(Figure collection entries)
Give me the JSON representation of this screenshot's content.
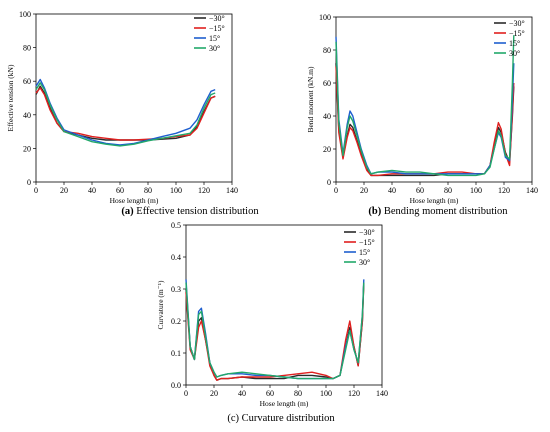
{
  "colors": {
    "neg30": "#2b2b2b",
    "neg15": "#e0201f",
    "pos15": "#1f5fcf",
    "pos30": "#22a86a"
  },
  "chart_data": [
    {
      "type": "line",
      "caption_prefix": "(a)",
      "caption_text": " Effective tension distribution",
      "xlabel": "Hose length (m)",
      "ylabel": "Effective tension (kN)",
      "xlim": [
        0,
        140
      ],
      "ylim": [
        0,
        100
      ],
      "xticks": [
        0,
        20,
        40,
        60,
        80,
        100,
        120,
        140
      ],
      "yticks": [
        0,
        20,
        40,
        60,
        80,
        100
      ],
      "legend_position": "top-right",
      "series": [
        {
          "name": "−30°",
          "color_key": "neg30",
          "x": [
            0,
            3,
            6,
            10,
            15,
            20,
            30,
            40,
            50,
            60,
            70,
            80,
            90,
            100,
            110,
            115,
            120,
            125,
            128
          ],
          "y": [
            52,
            57,
            53,
            44,
            35,
            30,
            28,
            26,
            25,
            25,
            25,
            25,
            25.5,
            26,
            28,
            33,
            42,
            50,
            51
          ]
        },
        {
          "name": "−15°",
          "color_key": "neg15",
          "x": [
            0,
            3,
            6,
            10,
            15,
            20,
            30,
            40,
            50,
            60,
            70,
            80,
            90,
            100,
            110,
            115,
            120,
            125,
            128
          ],
          "y": [
            53,
            56,
            52,
            43,
            35,
            30,
            29,
            27,
            26,
            25,
            25,
            25.5,
            26,
            27,
            28,
            32,
            41,
            50,
            51
          ]
        },
        {
          "name": "15°",
          "color_key": "pos15",
          "x": [
            0,
            3,
            6,
            10,
            15,
            20,
            30,
            40,
            50,
            60,
            70,
            80,
            90,
            100,
            110,
            115,
            120,
            125,
            128
          ],
          "y": [
            57,
            61,
            56,
            47,
            38,
            31,
            28,
            25,
            23,
            22,
            23,
            25,
            27,
            29,
            32,
            37,
            46,
            54,
            55
          ]
        },
        {
          "name": "30°",
          "color_key": "pos30",
          "x": [
            0,
            3,
            6,
            10,
            15,
            20,
            30,
            40,
            50,
            60,
            70,
            80,
            90,
            100,
            110,
            115,
            120,
            125,
            128
          ],
          "y": [
            55,
            59,
            55,
            46,
            37,
            30,
            27,
            24,
            22.5,
            21.5,
            22.5,
            24.5,
            26,
            27.5,
            29,
            34,
            44,
            52,
            53
          ]
        }
      ]
    },
    {
      "type": "line",
      "caption_prefix": "(b)",
      "caption_text": " Bending moment distribution",
      "xlabel": "Hose length (m)",
      "ylabel": "Bend moment (kN.m)",
      "xlim": [
        0,
        140
      ],
      "ylim": [
        0,
        100
      ],
      "xticks": [
        0,
        20,
        40,
        60,
        80,
        100,
        120,
        140
      ],
      "yticks": [
        0,
        20,
        40,
        60,
        80,
        100
      ],
      "legend_position": "top-right",
      "series": [
        {
          "name": "−30°",
          "color_key": "neg30",
          "x": [
            0,
            2,
            5,
            8,
            10,
            12,
            15,
            18,
            22,
            25,
            30,
            40,
            50,
            60,
            70,
            80,
            90,
            100,
            106,
            110,
            113,
            116,
            118,
            121,
            124,
            126,
            127
          ],
          "y": [
            72,
            32,
            15,
            28,
            35,
            33,
            25,
            18,
            8,
            4,
            4,
            4,
            4,
            4,
            4,
            5,
            5,
            5,
            5,
            10,
            22,
            33,
            30,
            18,
            12,
            40,
            58
          ]
        },
        {
          "name": "−15°",
          "color_key": "neg15",
          "x": [
            0,
            2,
            5,
            8,
            10,
            12,
            15,
            18,
            22,
            25,
            30,
            40,
            50,
            60,
            70,
            80,
            90,
            100,
            106,
            110,
            113,
            116,
            118,
            121,
            124,
            126,
            127
          ],
          "y": [
            70,
            30,
            14,
            27,
            33,
            31,
            24,
            16,
            7,
            4,
            4,
            5,
            5,
            5,
            5,
            6,
            6,
            5,
            5,
            10,
            24,
            36,
            32,
            17,
            10,
            42,
            60
          ]
        },
        {
          "name": "15°",
          "color_key": "pos15",
          "x": [
            0,
            2,
            5,
            8,
            10,
            12,
            15,
            18,
            22,
            25,
            30,
            40,
            50,
            60,
            70,
            80,
            90,
            100,
            106,
            110,
            113,
            116,
            118,
            121,
            124,
            126,
            127
          ],
          "y": [
            88,
            38,
            17,
            35,
            43,
            40,
            30,
            20,
            10,
            5,
            6,
            6,
            5,
            5,
            5,
            5,
            5,
            5,
            5,
            10,
            20,
            30,
            27,
            15,
            13,
            50,
            72
          ]
        },
        {
          "name": "30°",
          "color_key": "pos30",
          "x": [
            0,
            2,
            5,
            8,
            10,
            12,
            15,
            18,
            22,
            25,
            30,
            40,
            50,
            60,
            70,
            80,
            90,
            100,
            106,
            110,
            113,
            116,
            118,
            121,
            124,
            126,
            127
          ],
          "y": [
            85,
            36,
            16,
            33,
            40,
            37,
            28,
            19,
            9,
            5,
            6,
            7,
            6,
            6,
            5,
            4,
            4,
            4,
            5,
            9,
            20,
            31,
            28,
            16,
            14,
            60,
            89
          ]
        }
      ]
    },
    {
      "type": "line",
      "caption_prefix": "",
      "caption_text": "(c) Curvature distribution",
      "xlabel": "Hose length (m)",
      "ylabel": "Curvature (m⁻¹)",
      "xlim": [
        0,
        140
      ],
      "ylim": [
        0,
        0.5
      ],
      "xticks": [
        0,
        20,
        40,
        60,
        80,
        100,
        120,
        140
      ],
      "yticks": [
        0.0,
        0.1,
        0.2,
        0.3,
        0.4,
        0.5
      ],
      "legend_position": "top-right",
      "series": [
        {
          "name": "−30°",
          "color_key": "neg30",
          "x": [
            0,
            3,
            6,
            9,
            11,
            14,
            17,
            20,
            22,
            25,
            30,
            40,
            50,
            60,
            70,
            80,
            90,
            100,
            105,
            110,
            114,
            117,
            120,
            123,
            126,
            127
          ],
          "y": [
            0.3,
            0.12,
            0.08,
            0.2,
            0.21,
            0.14,
            0.07,
            0.03,
            0.015,
            0.02,
            0.02,
            0.025,
            0.02,
            0.02,
            0.02,
            0.03,
            0.03,
            0.025,
            0.02,
            0.03,
            0.12,
            0.18,
            0.12,
            0.06,
            0.2,
            0.32
          ]
        },
        {
          "name": "−15°",
          "color_key": "neg15",
          "x": [
            0,
            3,
            6,
            9,
            11,
            14,
            17,
            20,
            22,
            25,
            30,
            40,
            50,
            60,
            70,
            80,
            90,
            100,
            105,
            110,
            114,
            117,
            120,
            123,
            126,
            127
          ],
          "y": [
            0.29,
            0.11,
            0.08,
            0.18,
            0.2,
            0.14,
            0.06,
            0.03,
            0.015,
            0.02,
            0.02,
            0.025,
            0.025,
            0.025,
            0.03,
            0.035,
            0.04,
            0.03,
            0.02,
            0.03,
            0.14,
            0.2,
            0.12,
            0.06,
            0.2,
            0.32
          ]
        },
        {
          "name": "15°",
          "color_key": "pos15",
          "x": [
            0,
            3,
            6,
            9,
            11,
            14,
            17,
            20,
            22,
            25,
            30,
            40,
            50,
            60,
            70,
            80,
            90,
            100,
            105,
            110,
            114,
            117,
            120,
            123,
            126,
            127
          ],
          "y": [
            0.33,
            0.12,
            0.08,
            0.23,
            0.24,
            0.16,
            0.07,
            0.04,
            0.025,
            0.03,
            0.035,
            0.035,
            0.03,
            0.03,
            0.025,
            0.02,
            0.02,
            0.02,
            0.02,
            0.03,
            0.12,
            0.17,
            0.11,
            0.07,
            0.22,
            0.33
          ]
        },
        {
          "name": "30°",
          "color_key": "pos30",
          "x": [
            0,
            3,
            6,
            9,
            11,
            14,
            17,
            20,
            22,
            25,
            30,
            40,
            50,
            60,
            70,
            80,
            90,
            100,
            105,
            110,
            114,
            117,
            120,
            123,
            126,
            127
          ],
          "y": [
            0.32,
            0.12,
            0.08,
            0.22,
            0.23,
            0.15,
            0.07,
            0.04,
            0.025,
            0.03,
            0.035,
            0.04,
            0.035,
            0.03,
            0.025,
            0.02,
            0.02,
            0.02,
            0.02,
            0.03,
            0.11,
            0.17,
            0.11,
            0.07,
            0.22,
            0.32
          ]
        }
      ]
    }
  ]
}
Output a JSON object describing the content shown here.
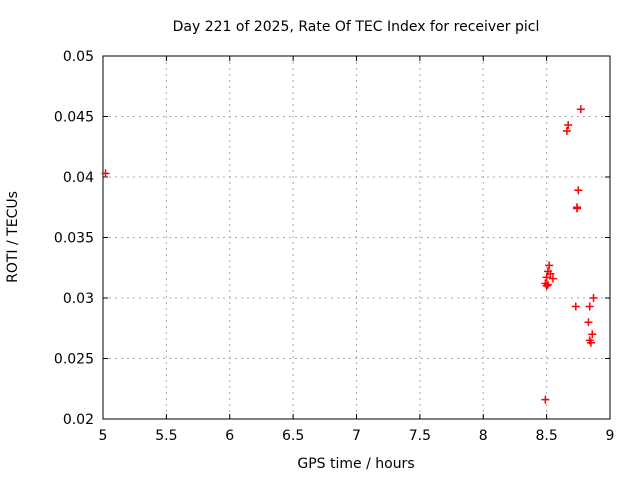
{
  "page": {
    "background": "#ffffff"
  },
  "chart_data": {
    "type": "scatter",
    "title": "Day 221 of 2025, Rate Of TEC Index for receiver picl",
    "xlabel": "GPS time / hours",
    "ylabel": "ROTI / TECUs",
    "xlim": [
      5,
      9
    ],
    "ylim": [
      0.02,
      0.05
    ],
    "x_ticks": [
      {
        "v": 5,
        "label": "5"
      },
      {
        "v": 5.5,
        "label": "5.5"
      },
      {
        "v": 6,
        "label": "6"
      },
      {
        "v": 6.5,
        "label": "6.5"
      },
      {
        "v": 7,
        "label": "7"
      },
      {
        "v": 7.5,
        "label": "7.5"
      },
      {
        "v": 8,
        "label": "8"
      },
      {
        "v": 8.5,
        "label": "8.5"
      },
      {
        "v": 9,
        "label": "9"
      }
    ],
    "y_ticks": [
      {
        "v": 0.02,
        "label": "0.02"
      },
      {
        "v": 0.025,
        "label": "0.025"
      },
      {
        "v": 0.03,
        "label": "0.03"
      },
      {
        "v": 0.035,
        "label": "0.035"
      },
      {
        "v": 0.04,
        "label": "0.04"
      },
      {
        "v": 0.045,
        "label": "0.045"
      },
      {
        "v": 0.05,
        "label": "0.05"
      }
    ],
    "grid": true,
    "legend_position": "none",
    "axis_color": "#000000",
    "grid_color": "#aaaaaa",
    "marker": "plus",
    "marker_color": "#ff0000",
    "series": [
      {
        "name": "ROTI",
        "points": [
          [
            5.02,
            0.0403
          ],
          [
            8.49,
            0.0216
          ],
          [
            8.49,
            0.0312
          ],
          [
            8.5,
            0.031
          ],
          [
            8.5,
            0.0317
          ],
          [
            8.51,
            0.0322
          ],
          [
            8.51,
            0.0311
          ],
          [
            8.52,
            0.0327
          ],
          [
            8.53,
            0.032
          ],
          [
            8.55,
            0.0316
          ],
          [
            8.66,
            0.0438
          ],
          [
            8.67,
            0.0443
          ],
          [
            8.73,
            0.0293
          ],
          [
            8.74,
            0.0375
          ],
          [
            8.74,
            0.0374
          ],
          [
            8.75,
            0.0389
          ],
          [
            8.77,
            0.0456
          ],
          [
            8.83,
            0.028
          ],
          [
            8.84,
            0.0293
          ],
          [
            8.84,
            0.0265
          ],
          [
            8.85,
            0.0263
          ],
          [
            8.86,
            0.027
          ],
          [
            8.87,
            0.03
          ]
        ]
      }
    ]
  }
}
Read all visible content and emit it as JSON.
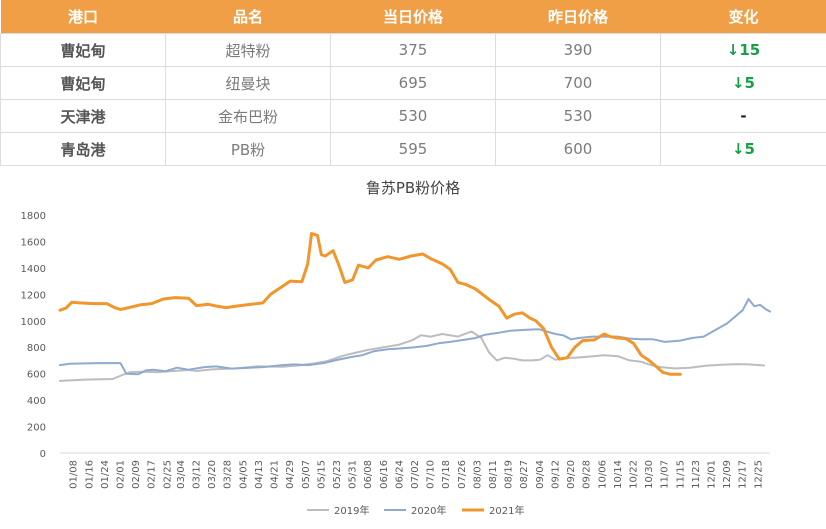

▶ [JOB]
Return, from the data, each line that has the word "tension" in it.

▶ [ANSWER TO THIS EXERCISE]
      "caption_text": " Effective tension distribution",
      "ylabel": "Effective tension (kN)",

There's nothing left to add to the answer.